§ Given exercise: Return every line of the data below that includes the string "only".
_ _ _ _ _ _ _
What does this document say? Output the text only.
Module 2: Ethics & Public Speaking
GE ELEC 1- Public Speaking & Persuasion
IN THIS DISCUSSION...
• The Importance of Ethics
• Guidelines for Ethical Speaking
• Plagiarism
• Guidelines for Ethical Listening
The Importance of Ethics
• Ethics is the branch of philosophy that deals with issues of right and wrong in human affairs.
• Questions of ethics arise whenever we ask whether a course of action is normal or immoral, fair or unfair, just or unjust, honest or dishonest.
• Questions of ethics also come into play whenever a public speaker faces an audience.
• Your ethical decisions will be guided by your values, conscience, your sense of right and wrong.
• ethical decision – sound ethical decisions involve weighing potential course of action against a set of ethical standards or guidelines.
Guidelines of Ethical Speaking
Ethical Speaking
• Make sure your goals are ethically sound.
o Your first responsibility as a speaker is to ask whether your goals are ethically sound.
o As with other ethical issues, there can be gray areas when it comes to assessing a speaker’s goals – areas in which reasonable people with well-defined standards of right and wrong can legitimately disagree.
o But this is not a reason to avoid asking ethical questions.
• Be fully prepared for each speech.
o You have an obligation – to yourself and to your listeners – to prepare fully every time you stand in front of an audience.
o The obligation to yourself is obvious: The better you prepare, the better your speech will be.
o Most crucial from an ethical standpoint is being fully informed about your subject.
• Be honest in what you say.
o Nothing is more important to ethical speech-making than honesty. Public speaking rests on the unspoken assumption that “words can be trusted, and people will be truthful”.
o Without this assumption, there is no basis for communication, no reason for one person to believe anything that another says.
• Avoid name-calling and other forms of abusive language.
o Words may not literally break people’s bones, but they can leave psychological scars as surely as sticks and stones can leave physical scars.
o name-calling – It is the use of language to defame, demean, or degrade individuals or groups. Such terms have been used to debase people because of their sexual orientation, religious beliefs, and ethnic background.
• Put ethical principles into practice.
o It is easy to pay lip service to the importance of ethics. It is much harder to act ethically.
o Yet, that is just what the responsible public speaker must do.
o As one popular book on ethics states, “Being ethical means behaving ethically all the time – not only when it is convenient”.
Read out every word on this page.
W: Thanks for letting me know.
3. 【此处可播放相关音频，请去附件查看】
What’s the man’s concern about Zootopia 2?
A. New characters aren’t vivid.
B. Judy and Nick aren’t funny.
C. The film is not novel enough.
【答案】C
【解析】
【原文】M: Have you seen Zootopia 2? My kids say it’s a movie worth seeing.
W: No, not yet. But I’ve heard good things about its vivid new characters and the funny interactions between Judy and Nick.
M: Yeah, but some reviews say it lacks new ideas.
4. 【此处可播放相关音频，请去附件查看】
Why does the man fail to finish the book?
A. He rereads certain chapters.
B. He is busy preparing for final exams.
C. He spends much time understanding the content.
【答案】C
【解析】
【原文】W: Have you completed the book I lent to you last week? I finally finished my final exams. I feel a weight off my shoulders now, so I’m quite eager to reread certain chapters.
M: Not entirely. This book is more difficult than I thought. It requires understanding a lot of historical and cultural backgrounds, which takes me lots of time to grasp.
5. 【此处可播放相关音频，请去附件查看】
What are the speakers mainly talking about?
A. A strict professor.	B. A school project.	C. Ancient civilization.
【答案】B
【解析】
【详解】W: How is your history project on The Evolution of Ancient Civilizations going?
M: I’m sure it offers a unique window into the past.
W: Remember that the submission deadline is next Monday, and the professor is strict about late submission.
_ _ _ _ _ _ _
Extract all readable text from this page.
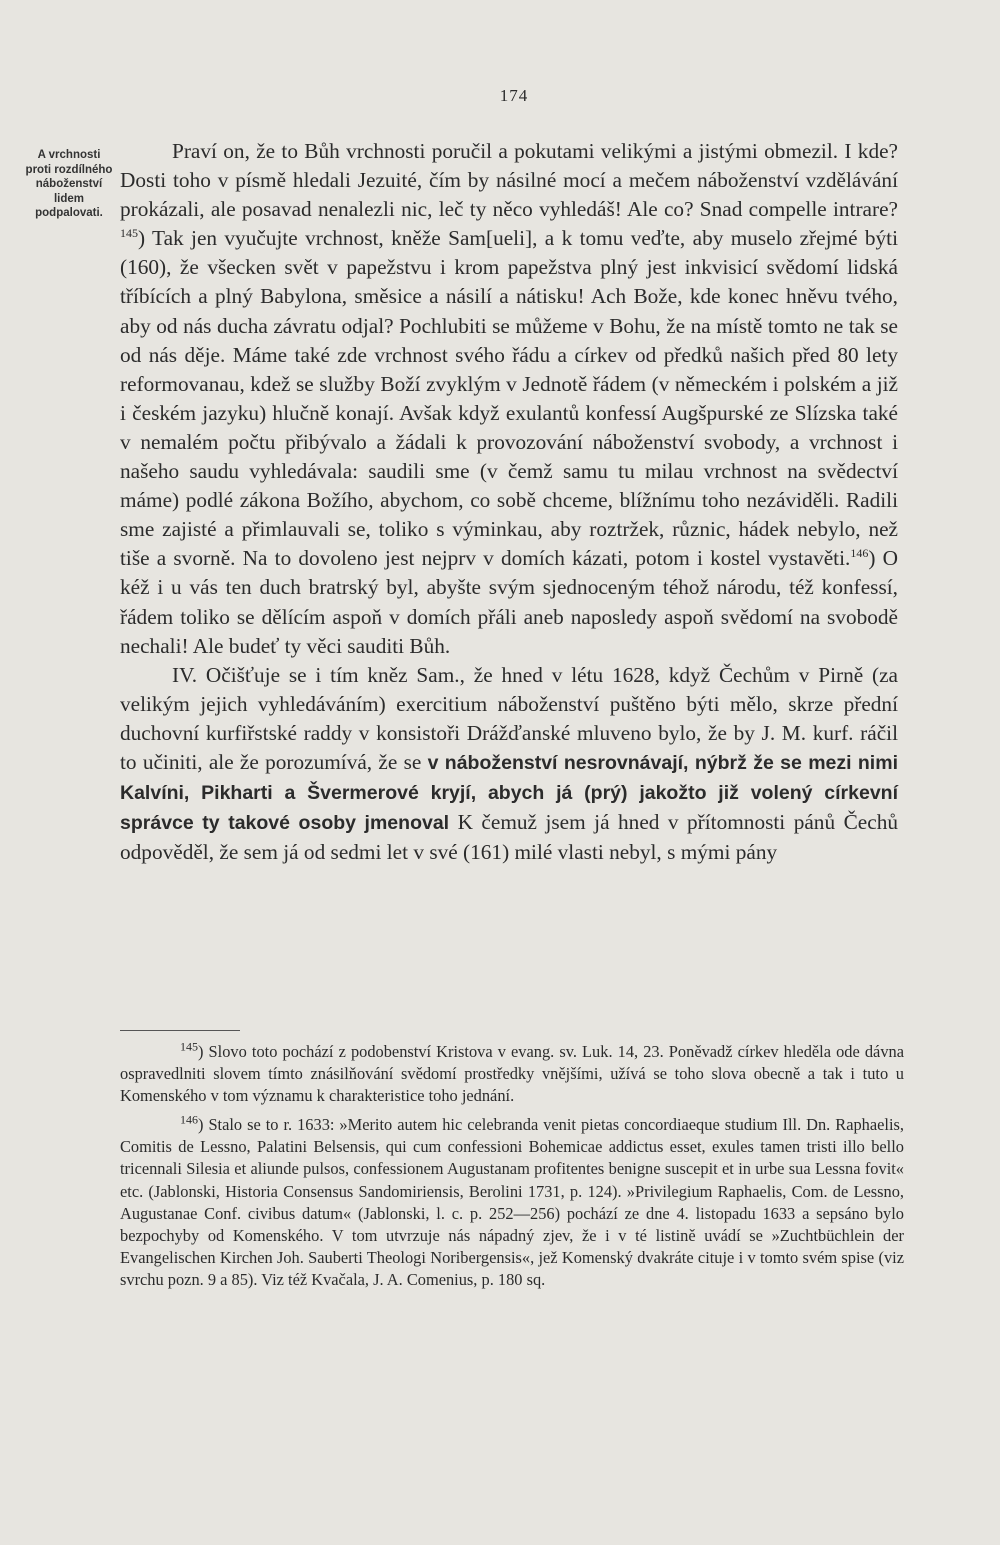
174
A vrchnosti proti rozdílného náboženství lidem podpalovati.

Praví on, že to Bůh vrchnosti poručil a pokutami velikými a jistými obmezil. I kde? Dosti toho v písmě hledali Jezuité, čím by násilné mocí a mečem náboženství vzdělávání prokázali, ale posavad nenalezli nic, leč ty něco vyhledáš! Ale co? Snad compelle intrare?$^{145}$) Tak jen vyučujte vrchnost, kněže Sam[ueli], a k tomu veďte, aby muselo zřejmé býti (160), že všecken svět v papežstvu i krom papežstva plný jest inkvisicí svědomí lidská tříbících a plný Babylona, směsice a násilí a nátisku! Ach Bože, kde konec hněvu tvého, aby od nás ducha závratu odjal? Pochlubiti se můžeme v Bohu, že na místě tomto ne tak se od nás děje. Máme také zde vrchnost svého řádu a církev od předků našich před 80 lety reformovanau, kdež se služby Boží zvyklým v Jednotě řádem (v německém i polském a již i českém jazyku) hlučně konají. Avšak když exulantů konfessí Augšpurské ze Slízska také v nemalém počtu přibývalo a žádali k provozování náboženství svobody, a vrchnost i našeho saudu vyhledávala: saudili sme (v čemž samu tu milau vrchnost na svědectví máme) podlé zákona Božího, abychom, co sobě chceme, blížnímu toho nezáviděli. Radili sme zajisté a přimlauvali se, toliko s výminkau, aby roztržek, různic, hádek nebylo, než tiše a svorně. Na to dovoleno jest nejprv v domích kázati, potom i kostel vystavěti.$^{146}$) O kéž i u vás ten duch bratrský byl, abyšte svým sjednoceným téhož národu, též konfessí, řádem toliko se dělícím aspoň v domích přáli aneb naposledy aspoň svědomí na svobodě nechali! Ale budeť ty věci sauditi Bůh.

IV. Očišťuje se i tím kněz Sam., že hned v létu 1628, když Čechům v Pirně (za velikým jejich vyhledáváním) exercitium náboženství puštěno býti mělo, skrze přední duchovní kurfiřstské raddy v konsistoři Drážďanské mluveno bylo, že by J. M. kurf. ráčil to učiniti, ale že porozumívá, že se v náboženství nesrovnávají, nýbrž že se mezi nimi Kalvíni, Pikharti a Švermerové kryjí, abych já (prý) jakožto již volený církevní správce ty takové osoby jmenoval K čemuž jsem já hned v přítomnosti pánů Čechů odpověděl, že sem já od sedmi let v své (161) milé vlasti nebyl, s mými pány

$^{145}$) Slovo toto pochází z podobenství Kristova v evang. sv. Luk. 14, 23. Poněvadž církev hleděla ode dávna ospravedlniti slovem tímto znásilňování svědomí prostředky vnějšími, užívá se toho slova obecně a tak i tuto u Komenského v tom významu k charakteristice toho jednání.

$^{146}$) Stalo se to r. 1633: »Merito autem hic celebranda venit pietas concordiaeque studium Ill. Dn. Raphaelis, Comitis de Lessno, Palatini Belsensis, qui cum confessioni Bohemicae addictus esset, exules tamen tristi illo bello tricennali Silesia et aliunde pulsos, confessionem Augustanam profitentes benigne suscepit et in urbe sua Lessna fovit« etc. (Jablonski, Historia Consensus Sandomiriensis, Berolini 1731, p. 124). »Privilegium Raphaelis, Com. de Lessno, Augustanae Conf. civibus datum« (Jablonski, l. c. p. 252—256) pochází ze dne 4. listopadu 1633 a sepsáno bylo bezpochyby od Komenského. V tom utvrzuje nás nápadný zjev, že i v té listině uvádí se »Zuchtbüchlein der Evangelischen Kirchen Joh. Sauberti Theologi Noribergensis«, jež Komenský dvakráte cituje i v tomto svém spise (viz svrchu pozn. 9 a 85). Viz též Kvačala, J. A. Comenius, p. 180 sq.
_ _ _ _ _ _ _
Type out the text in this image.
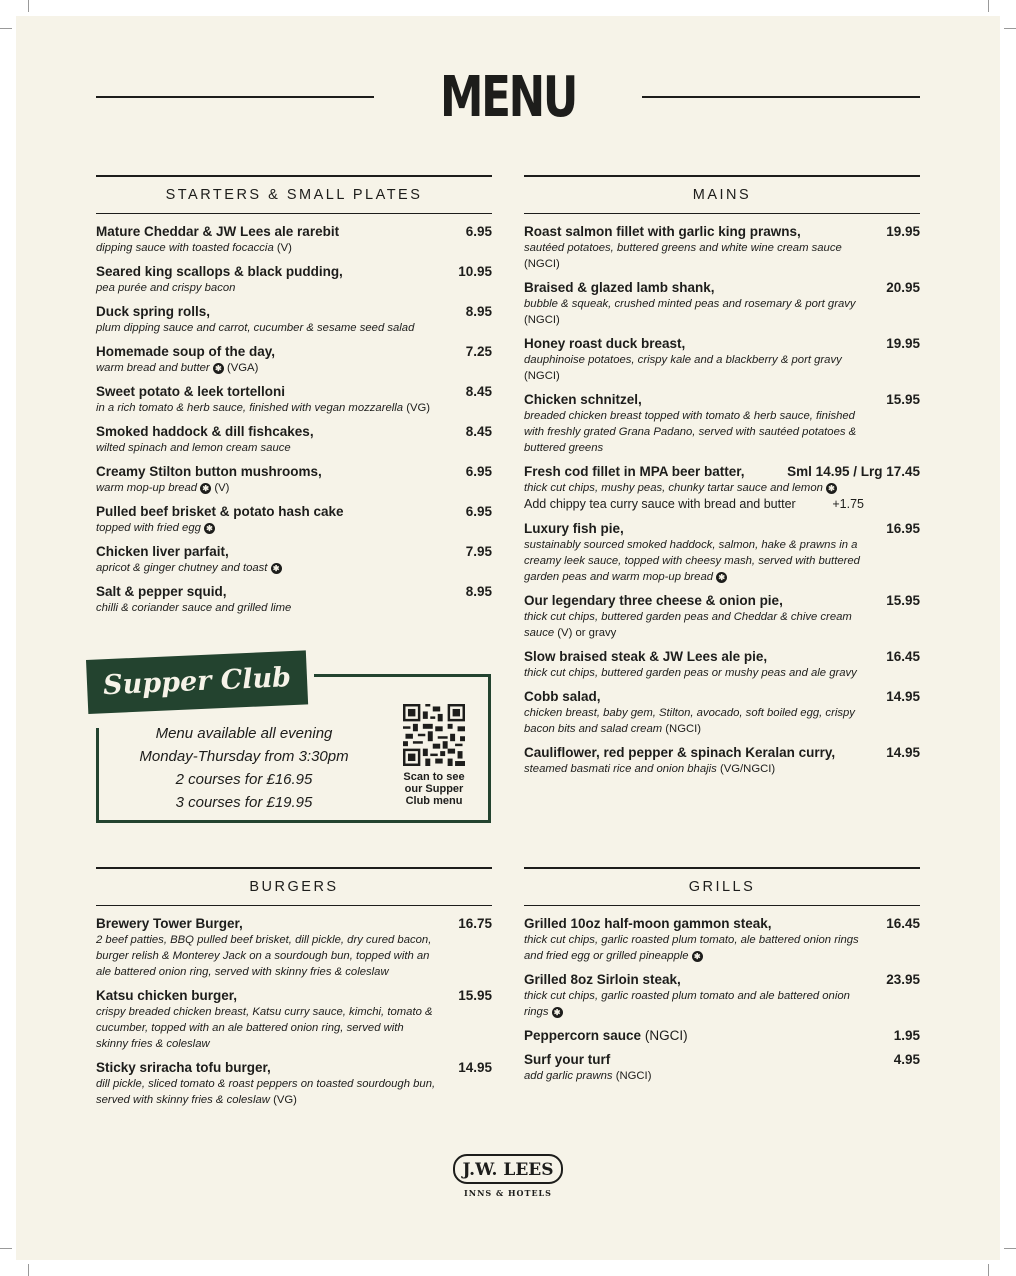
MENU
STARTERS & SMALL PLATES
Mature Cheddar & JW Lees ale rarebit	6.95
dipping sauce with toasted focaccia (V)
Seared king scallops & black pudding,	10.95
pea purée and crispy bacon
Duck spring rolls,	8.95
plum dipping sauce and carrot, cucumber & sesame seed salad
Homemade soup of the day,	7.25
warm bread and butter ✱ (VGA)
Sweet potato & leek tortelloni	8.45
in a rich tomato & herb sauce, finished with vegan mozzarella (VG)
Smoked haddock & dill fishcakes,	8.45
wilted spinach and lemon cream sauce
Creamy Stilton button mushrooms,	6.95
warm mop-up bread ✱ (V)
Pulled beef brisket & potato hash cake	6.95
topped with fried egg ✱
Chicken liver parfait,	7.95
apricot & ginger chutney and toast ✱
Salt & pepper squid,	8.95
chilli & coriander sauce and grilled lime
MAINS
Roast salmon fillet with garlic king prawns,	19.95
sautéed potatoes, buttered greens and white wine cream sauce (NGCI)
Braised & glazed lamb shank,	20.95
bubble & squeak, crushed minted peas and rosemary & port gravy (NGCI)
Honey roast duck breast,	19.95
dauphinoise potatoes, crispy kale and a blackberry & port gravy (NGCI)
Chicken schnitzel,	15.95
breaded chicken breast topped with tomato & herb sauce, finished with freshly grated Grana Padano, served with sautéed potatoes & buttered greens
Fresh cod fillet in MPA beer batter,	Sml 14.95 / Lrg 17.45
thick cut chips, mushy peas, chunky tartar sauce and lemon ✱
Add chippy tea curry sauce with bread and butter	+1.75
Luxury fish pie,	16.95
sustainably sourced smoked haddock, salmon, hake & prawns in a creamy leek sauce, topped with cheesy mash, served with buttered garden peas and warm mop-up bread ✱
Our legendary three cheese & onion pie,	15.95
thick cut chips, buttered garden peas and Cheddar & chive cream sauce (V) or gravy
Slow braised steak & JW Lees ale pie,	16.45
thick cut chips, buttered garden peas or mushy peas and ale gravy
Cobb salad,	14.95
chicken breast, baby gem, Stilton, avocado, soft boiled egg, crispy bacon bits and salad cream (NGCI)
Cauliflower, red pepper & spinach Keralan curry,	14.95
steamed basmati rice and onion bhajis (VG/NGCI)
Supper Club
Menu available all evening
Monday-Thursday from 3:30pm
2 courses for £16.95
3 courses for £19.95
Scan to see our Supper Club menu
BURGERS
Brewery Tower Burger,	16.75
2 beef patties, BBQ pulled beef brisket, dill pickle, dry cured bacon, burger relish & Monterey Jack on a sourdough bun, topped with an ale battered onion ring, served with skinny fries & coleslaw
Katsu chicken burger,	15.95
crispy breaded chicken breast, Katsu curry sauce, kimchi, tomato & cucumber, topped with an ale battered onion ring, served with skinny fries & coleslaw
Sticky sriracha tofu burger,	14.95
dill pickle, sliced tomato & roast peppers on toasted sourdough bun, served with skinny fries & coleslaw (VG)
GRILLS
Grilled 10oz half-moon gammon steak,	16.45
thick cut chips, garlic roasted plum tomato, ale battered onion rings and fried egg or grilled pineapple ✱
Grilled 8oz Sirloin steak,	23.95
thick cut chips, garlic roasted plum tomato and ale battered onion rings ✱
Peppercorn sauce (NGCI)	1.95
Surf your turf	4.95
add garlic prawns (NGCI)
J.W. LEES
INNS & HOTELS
_ _ _ _ _ _ _
§ Solution to the exercise:
What does this document say? Output the text only.
o As one popular book on ethics states, “Being ethical means behaving ethically all the time – not only when it is convenient”.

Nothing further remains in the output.